◆ Short exercise ◆
Pick out each line of the records in which the word "JSON" appears.

◆ Stored data ◆
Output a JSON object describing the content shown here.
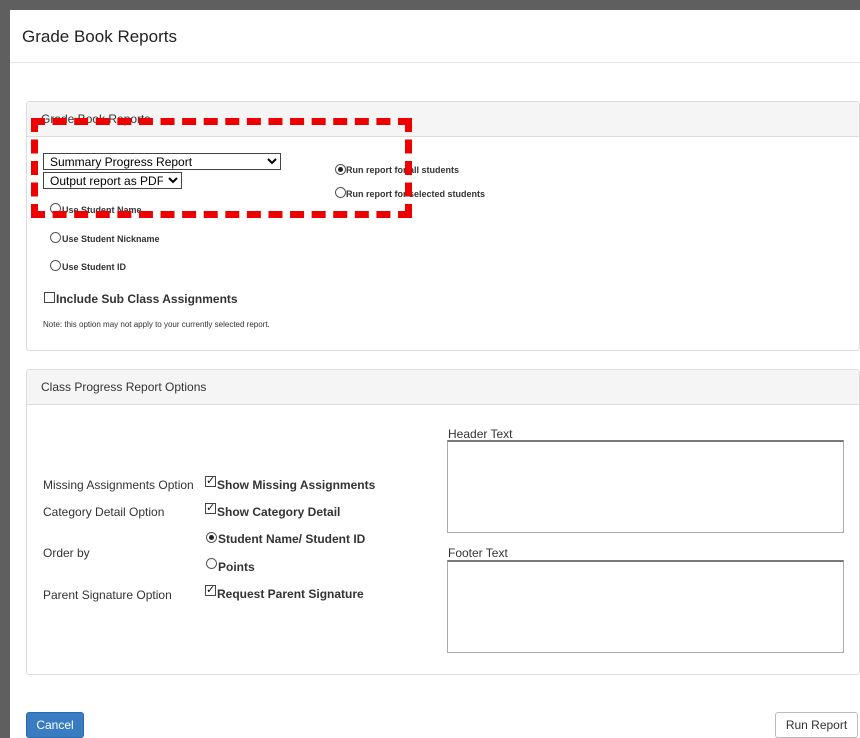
{
  "page": {
    "title": "Grade Book Reports"
  },
  "report_panel": {
    "heading": "Grade Book Reports",
    "report_select": {
      "value": "Summary Progress Report",
      "options": [
        "Summary Progress Report"
      ]
    },
    "output_select": {
      "value": "Output report as PDF",
      "options": [
        "Output report as PDF"
      ]
    },
    "run_scope": [
      {
        "label": "Run report for all students",
        "selected": true
      },
      {
        "label": "Run report for selected students",
        "selected": false
      }
    ],
    "name_options": [
      {
        "label": "Use Student Name",
        "selected": false
      },
      {
        "label": "Use Student Nickname",
        "selected": false
      },
      {
        "label": "Use Student ID",
        "selected": false
      }
    ],
    "include_sub_class": {
      "label": "Include Sub Class Assignments",
      "checked": false
    },
    "note": "Note: this option may not apply to your currently selected report."
  },
  "options_panel": {
    "heading": "Class Progress Report Options",
    "missing": {
      "label": "Missing Assignments Option",
      "checkbox_label": "Show Missing Assignments",
      "checked": true
    },
    "category": {
      "label": "Category Detail Option",
      "checkbox_label": "Show Category Detail",
      "checked": true
    },
    "order_by": {
      "label": "Order by",
      "options": [
        {
          "label": "Student Name/ Student ID",
          "selected": true
        },
        {
          "label": "Points",
          "selected": false
        }
      ]
    },
    "parent_signature": {
      "label": "Parent Signature Option",
      "checkbox_label": "Request Parent Signature",
      "checked": true
    },
    "header_text": {
      "label": "Header Text",
      "value": ""
    },
    "footer_text": {
      "label": "Footer Text",
      "value": ""
    }
  },
  "buttons": {
    "cancel": "Cancel",
    "run": "Run Report"
  },
  "colors": {
    "annotation": "#ee0000",
    "primary_button": "#3a7cc2"
  }
}
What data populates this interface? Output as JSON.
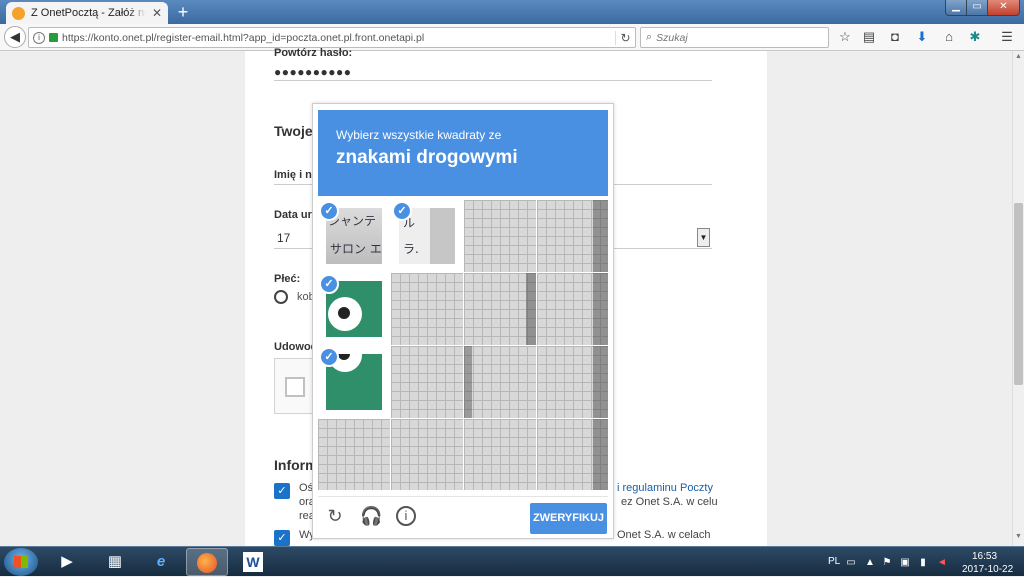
{
  "browser": {
    "tab_title": "Z OnetPocztą - Załóż nowe konto",
    "tab_close": "✕",
    "new_tab": "+",
    "url": "https://konto.onet.pl/register-email.html?app_id=poczta.onet.pl.front.onetapi.pl",
    "search_placeholder": "Szukaj"
  },
  "form": {
    "repeat_password_label": "Powtórz hasło:",
    "password_dots": "●●●●●●●●●●",
    "section_title": "Twoje",
    "name_label": "Imię i na",
    "birthdate_label": "Data uro",
    "day_value": "17",
    "gender_label": "Płeć:",
    "gender_option": "kob",
    "verify_label": "Udowod",
    "info_title": "Inform",
    "consent1_line1_a": "Oś",
    "consent1_link": "i regulaminu Poczty",
    "consent1_line2_a": "ora",
    "consent1_line2_b": "ez Onet S.A. w celu",
    "consent1_line3_a": "rea",
    "consent2_line1_a": "Wy",
    "consent2_line1_b": "Onet S.A. w celach"
  },
  "captcha": {
    "instruction": "Wybierz wszystkie kwadraty ze",
    "target": "znakami drogowymi",
    "verify_button": "ZWERYFIKUJ",
    "selected_tiles": [
      "r1c1",
      "r1c2",
      "r2c1",
      "r3c1"
    ],
    "check_mark": "✓"
  },
  "taskbar": {
    "language": "PL",
    "time": "16:53",
    "date": "2017-10-22",
    "apps": [
      "windows-media-player",
      "file-explorer",
      "internet-explorer",
      "firefox",
      "word"
    ]
  }
}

◆ Finished answer ◆
Output a JSON object describing the content shown here.
What data populates this interface? Output as JSON.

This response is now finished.